[Figure contents as structured data]
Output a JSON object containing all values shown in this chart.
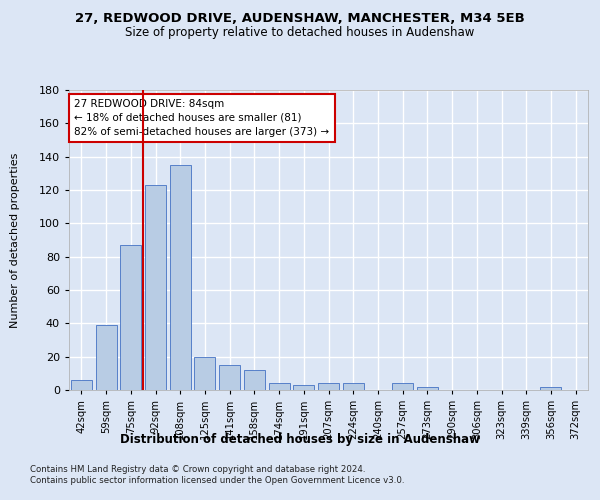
{
  "title1": "27, REDWOOD DRIVE, AUDENSHAW, MANCHESTER, M34 5EB",
  "title2": "Size of property relative to detached houses in Audenshaw",
  "xlabel": "Distribution of detached houses by size in Audenshaw",
  "ylabel": "Number of detached properties",
  "bar_color": "#b8cce4",
  "bar_edge_color": "#4472c4",
  "categories": [
    "42sqm",
    "59sqm",
    "75sqm",
    "92sqm",
    "108sqm",
    "125sqm",
    "141sqm",
    "158sqm",
    "174sqm",
    "191sqm",
    "207sqm",
    "224sqm",
    "240sqm",
    "257sqm",
    "273sqm",
    "290sqm",
    "306sqm",
    "323sqm",
    "339sqm",
    "356sqm",
    "372sqm"
  ],
  "values": [
    6,
    39,
    87,
    123,
    135,
    20,
    15,
    12,
    4,
    3,
    4,
    4,
    0,
    4,
    2,
    0,
    0,
    0,
    0,
    2,
    0
  ],
  "ylim": [
    0,
    180
  ],
  "yticks": [
    0,
    20,
    40,
    60,
    80,
    100,
    120,
    140,
    160,
    180
  ],
  "vline_x_index": 2,
  "vline_color": "#cc0000",
  "annotation_text": "27 REDWOOD DRIVE: 84sqm\n← 18% of detached houses are smaller (81)\n82% of semi-detached houses are larger (373) →",
  "annotation_box_color": "#ffffff",
  "annotation_box_edge": "#cc0000",
  "footer1": "Contains HM Land Registry data © Crown copyright and database right 2024.",
  "footer2": "Contains public sector information licensed under the Open Government Licence v3.0.",
  "background_color": "#dce6f5",
  "grid_color": "#ffffff"
}
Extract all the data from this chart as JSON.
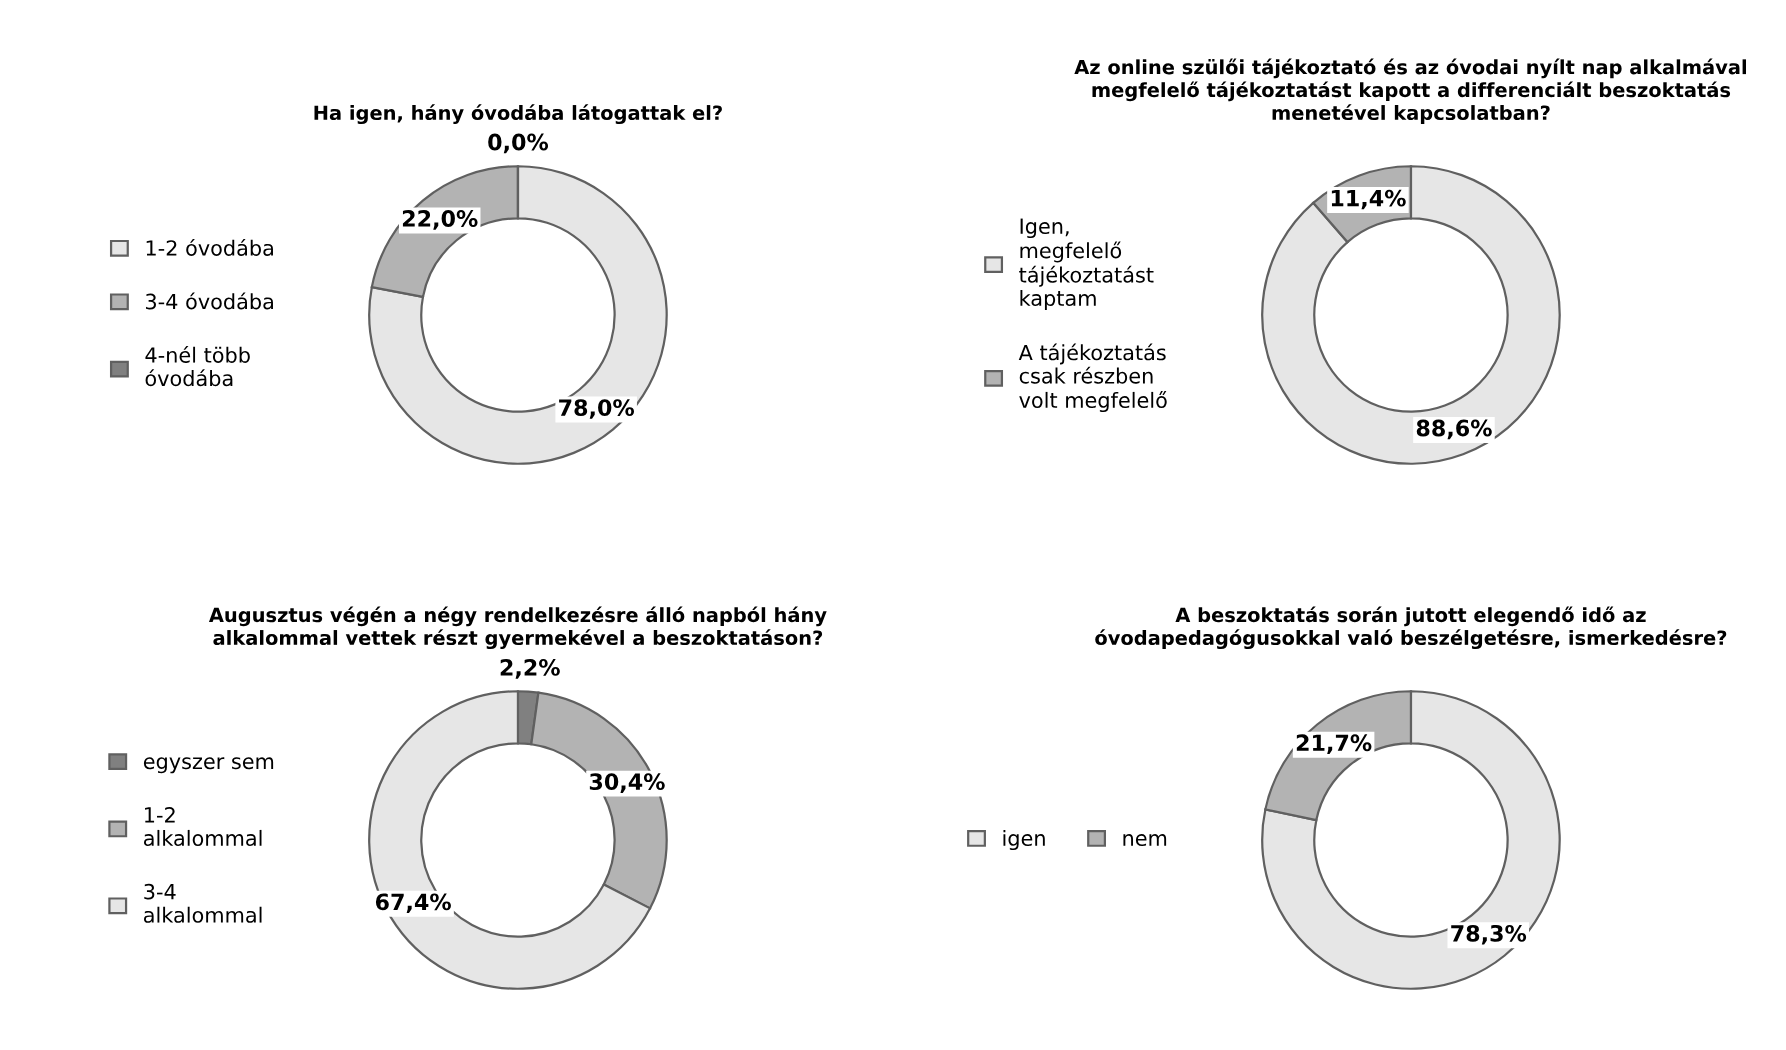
{
  "chart_data": [
    {
      "type": "donut",
      "title": "Ha igen, hány óvodába látogattak el?",
      "categories": [
        "1-2 óvodába",
        "3-4 óvodába",
        "4-nél több\nóvodába"
      ],
      "values": [
        78.0,
        22.0,
        0.0
      ],
      "colors": [
        "#e6e6e6",
        "#b3b3b3",
        "#808080"
      ],
      "value_labels": [
        "78,0%",
        "22,0%",
        "0,0%"
      ],
      "legend": "left"
    },
    {
      "type": "donut",
      "title": "Az online szülői tájékoztató és az óvodai nyílt nap alkalmával\nmegfelelő tájékoztatást kapott a differenciált beszoktatás\nmenetével kapcsolatban?",
      "categories": [
        "Igen,\nmegfelelő\ntájékoztatást\nkaptam",
        "A tájékoztatás\ncsak részben\nvolt megfelelő"
      ],
      "values": [
        88.6,
        11.4
      ],
      "colors": [
        "#e6e6e6",
        "#b3b3b3"
      ],
      "value_labels": [
        "88,6%",
        "11,4%"
      ],
      "legend": "left"
    },
    {
      "type": "donut",
      "title": "Augusztus végén a négy rendelkezésre álló napból hány\nalkalommal vettek részt gyermekével a beszoktatáson?",
      "categories": [
        "egyszer sem",
        "1-2\nalkalommal",
        "3-4\nalkalommal"
      ],
      "values": [
        2.2,
        30.4,
        67.4
      ],
      "colors": [
        "#808080",
        "#b3b3b3",
        "#e6e6e6"
      ],
      "value_labels": [
        "2,2%",
        "30,4%",
        "67,4%"
      ],
      "legend": "left"
    },
    {
      "type": "donut",
      "title": "A beszoktatás során jutott elegendő idő az\nóvodapedagógusokkal való beszélgetésre, ismerkedésre?",
      "categories": [
        "igen",
        "nem"
      ],
      "values": [
        78.3,
        21.7
      ],
      "colors": [
        "#e6e6e6",
        "#b3b3b3"
      ],
      "value_labels": [
        "78,3%",
        "21,7%"
      ],
      "legend": "left"
    }
  ]
}
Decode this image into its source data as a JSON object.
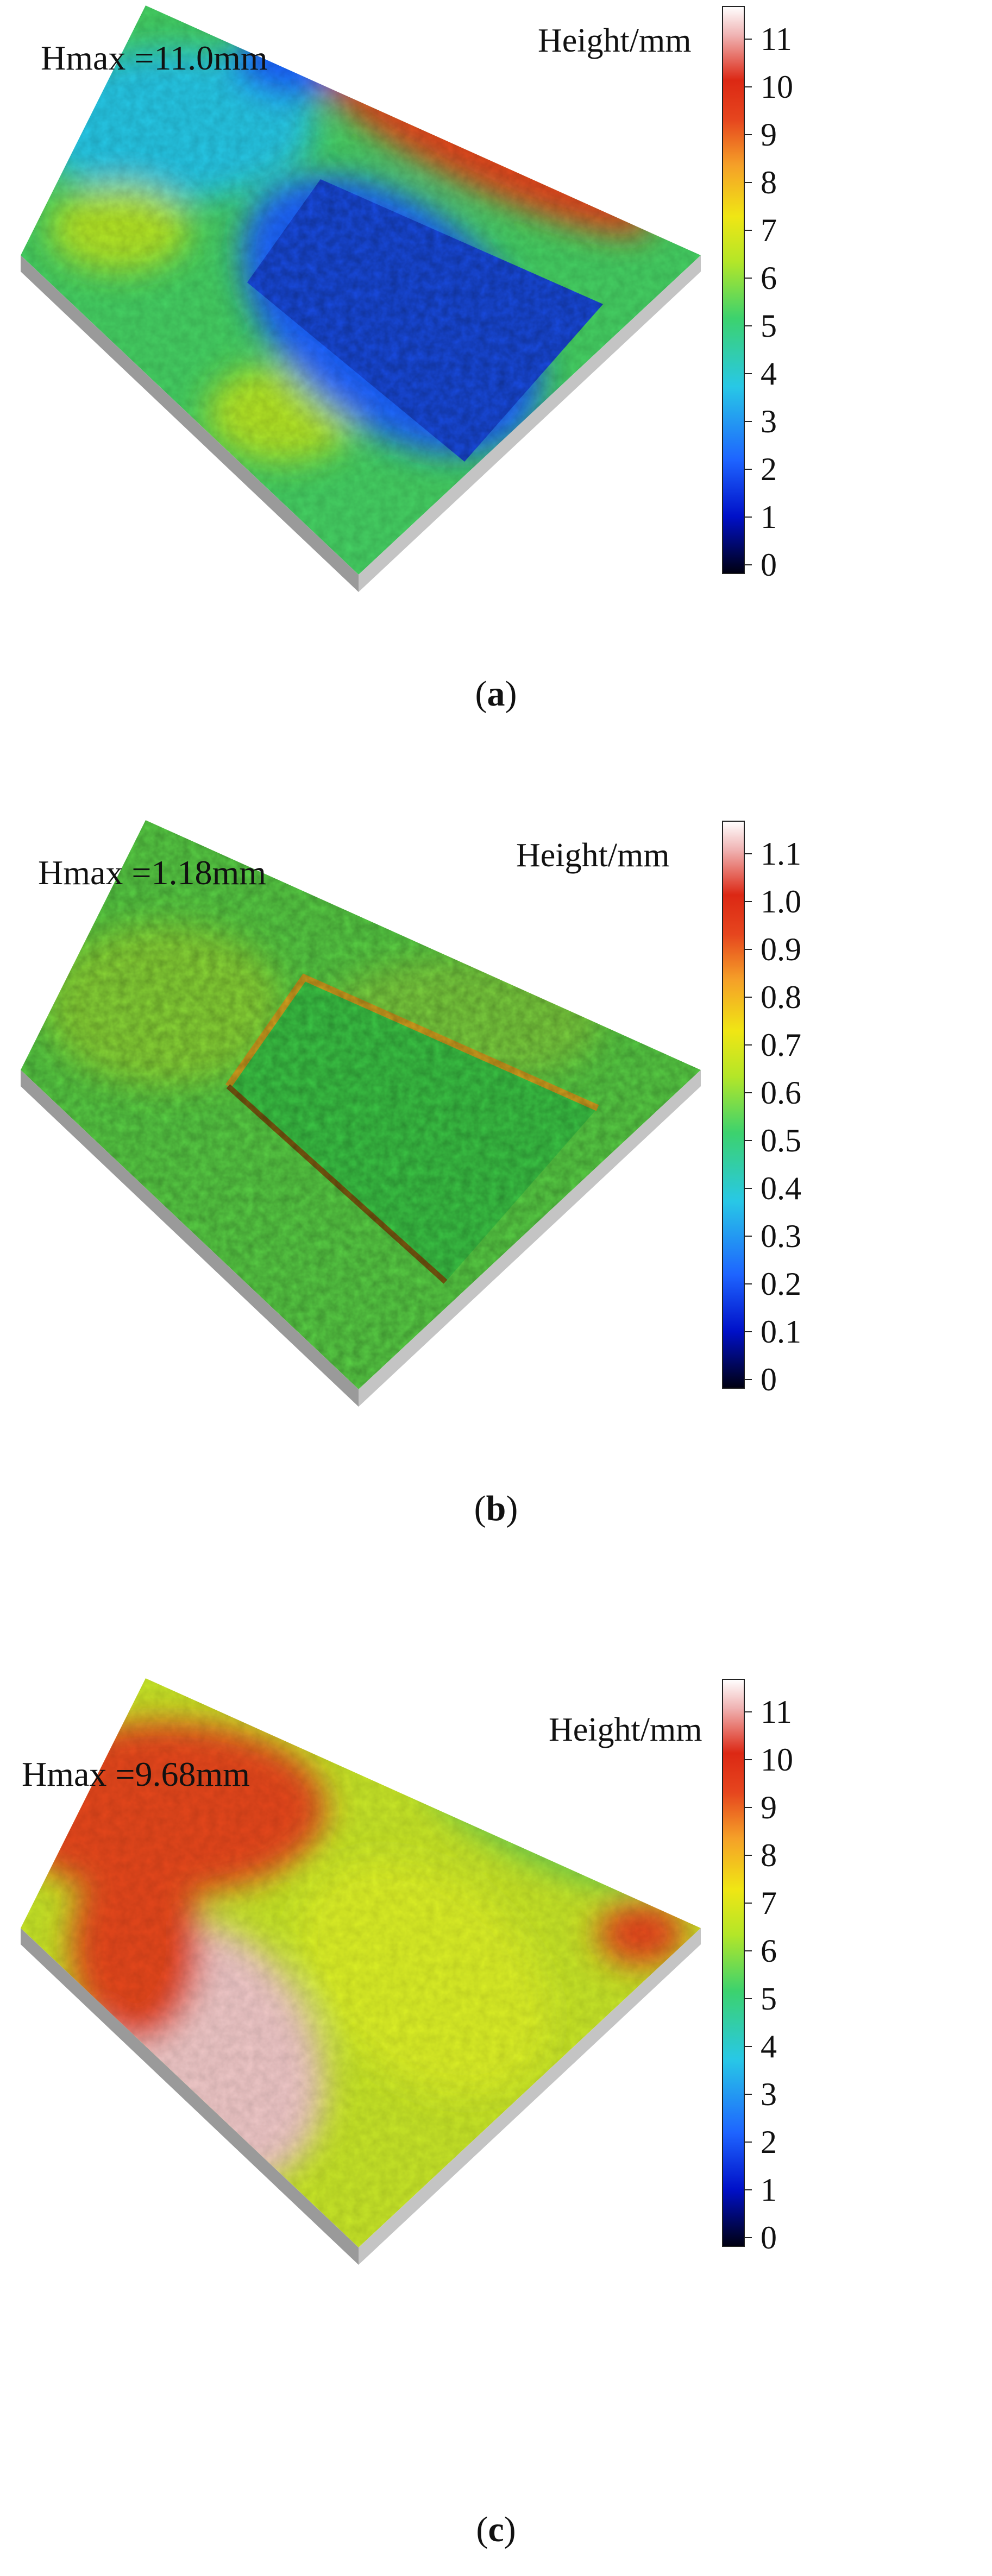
{
  "panels": [
    {
      "hmax": "Hmax =11.0mm",
      "colorbar_title": "Height/mm",
      "ticks": [
        "11",
        "10",
        "9",
        "8",
        "7",
        "6",
        "5",
        "4",
        "3",
        "2",
        "1",
        "0"
      ],
      "caption_open": "(",
      "caption_letter": "a",
      "caption_close": ")"
    },
    {
      "hmax": "Hmax =1.18mm",
      "colorbar_title": "Height/mm",
      "ticks": [
        "1.1",
        "1.0",
        "0.9",
        "0.8",
        "0.7",
        "0.6",
        "0.5",
        "0.4",
        "0.3",
        "0.2",
        "0.1",
        "0"
      ],
      "caption_open": "(",
      "caption_letter": "b",
      "caption_close": ")"
    },
    {
      "hmax": "Hmax =9.68mm",
      "colorbar_title": "Height/mm",
      "ticks": [
        "11",
        "10",
        "9",
        "8",
        "7",
        "6",
        "5",
        "4",
        "3",
        "2",
        "1",
        "0"
      ],
      "caption_open": "(",
      "caption_letter": "c",
      "caption_close": ")"
    }
  ],
  "colors": {
    "colormap": [
      "#000010",
      "#0010c8",
      "#1e64ff",
      "#28c8e6",
      "#3cd26e",
      "#b4e628",
      "#f0e614",
      "#f5a028",
      "#e6461e",
      "#dc2814",
      "#f0b4b4",
      "#ffffff"
    ]
  }
}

▶ **EXERCISE**: Pictures in the records above are left out; print everything else exactly as written.

▶ **WRITTEN RESPONSE**:
Output a JSON object containing all values shown in this chart.
{
  "title1": "27, REDWOOD DRIVE, AUDENSHAW, MANCHESTER, M34 5EB",
  "title2": "Size of property relative to detached houses in Audenshaw",
  "xlabel": "Distribution of detached houses by size in Audenshaw",
  "ylabel": "Number of detached properties",
  "bar_color": "#b8cce4",
  "bar_edge_color": "#4472c4",
  "categories": [
    "42sqm",
    "59sqm",
    "75sqm",
    "92sqm",
    "108sqm",
    "125sqm",
    "141sqm",
    "158sqm",
    "174sqm",
    "191sqm",
    "207sqm",
    "224sqm",
    "240sqm",
    "257sqm",
    "273sqm",
    "290sqm",
    "306sqm",
    "323sqm",
    "339sqm",
    "356sqm",
    "372sqm"
  ],
  "values": [
    6,
    39,
    87,
    123,
    135,
    20,
    15,
    12,
    4,
    3,
    4,
    4,
    0,
    4,
    2,
    0,
    0,
    0,
    0,
    2,
    0
  ],
  "ylim": [
    0,
    180
  ],
  "yticks": [
    0,
    20,
    40,
    60,
    80,
    100,
    120,
    140,
    160,
    180
  ],
  "vline_x_index": 2,
  "vline_color": "#cc0000",
  "annotation_text": "27 REDWOOD DRIVE: 84sqm\n← 18% of detached houses are smaller (81)\n82% of semi-detached houses are larger (373) →",
  "annotation_box_color": "#ffffff",
  "annotation_box_edge": "#cc0000",
  "footer1": "Contains HM Land Registry data © Crown copyright and database right 2024.",
  "footer2": "Contains public sector information licensed under the Open Government Licence v3.0.",
  "background_color": "#dce6f5",
  "grid_color": "#ffffff"
}
Extract all the data from this chart as JSON.
{
  "chart_data": [
    {
      "type": "donut",
      "title": "Ha igen, hány óvodába látogattak el?",
      "categories": [
        "1-2 óvodába",
        "3-4 óvodába",
        "4-nél több\nóvodába"
      ],
      "values": [
        78.0,
        22.0,
        0.0
      ],
      "colors": [
        "#e6e6e6",
        "#b3b3b3",
        "#808080"
      ],
      "value_labels": [
        "78,0%",
        "22,0%",
        "0,0%"
      ],
      "legend": "left"
    },
    {
      "type": "donut",
      "title": "Az online szülői tájékoztató és az óvodai nyílt nap alkalmával\nmegfelelő tájékoztatást kapott a differenciált beszoktatás\nmenetével kapcsolatban?",
      "categories": [
        "Igen,\nmegfelelő\ntájékoztatást\nkaptam",
        "A tájékoztatás\ncsak részben\nvolt megfelelő"
      ],
      "values": [
        88.6,
        11.4
      ],
      "colors": [
        "#e6e6e6",
        "#b3b3b3"
      ],
      "value_labels": [
        "88,6%",
        "11,4%"
      ],
      "legend": "left"
    },
    {
      "type": "donut",
      "title": "Augusztus végén a négy rendelkezésre álló napból hány\nalkalommal vettek részt gyermekével a beszoktatáson?",
      "categories": [
        "egyszer sem",
        "1-2\nalkalommal",
        "3-4\nalkalommal"
      ],
      "values": [
        2.2,
        30.4,
        67.4
      ],
      "colors": [
        "#808080",
        "#b3b3b3",
        "#e6e6e6"
      ],
      "value_labels": [
        "2,2%",
        "30,4%",
        "67,4%"
      ],
      "legend": "left"
    },
    {
      "type": "donut",
      "title": "A beszoktatás során jutott elegendő idő az\nóvodapedagógusokkal való beszélgetésre, ismerkedésre?",
      "categories": [
        "igen",
        "nem"
      ],
      "values": [
        78.3,
        21.7
      ],
      "colors": [
        "#e6e6e6",
        "#b3b3b3"
      ],
      "value_labels": [
        "78,3%",
        "21,7%"
      ],
      "legend": "left"
    }
  ]
}
Decode this image into its source data as a JSON object.
{
  "panels": [
    {
      "hmax": "Hmax =11.0mm",
      "colorbar_title": "Height/mm",
      "ticks": [
        "11",
        "10",
        "9",
        "8",
        "7",
        "6",
        "5",
        "4",
        "3",
        "2",
        "1",
        "0"
      ],
      "caption_open": "(",
      "caption_letter": "a",
      "caption_close": ")"
    },
    {
      "hmax": "Hmax =1.18mm",
      "colorbar_title": "Height/mm",
      "ticks": [
        "1.1",
        "1.0",
        "0.9",
        "0.8",
        "0.7",
        "0.6",
        "0.5",
        "0.4",
        "0.3",
        "0.2",
        "0.1",
        "0"
      ],
      "caption_open": "(",
      "caption_letter": "b",
      "caption_close": ")"
    },
    {
      "hmax": "Hmax =9.68mm",
      "colorbar_title": "Height/mm",
      "ticks": [
        "11",
        "10",
        "9",
        "8",
        "7",
        "6",
        "5",
        "4",
        "3",
        "2",
        "1",
        "0"
      ],
      "caption_open": "(",
      "caption_letter": "c",
      "caption_close": ")"
    }
  ],
  "colors": {
    "colormap": [
      "#000010",
      "#0010c8",
      "#1e64ff",
      "#28c8e6",
      "#3cd26e",
      "#b4e628",
      "#f0e614",
      "#f5a028",
      "#e6461e",
      "#dc2814",
      "#f0b4b4",
      "#ffffff"
    ]
  }
}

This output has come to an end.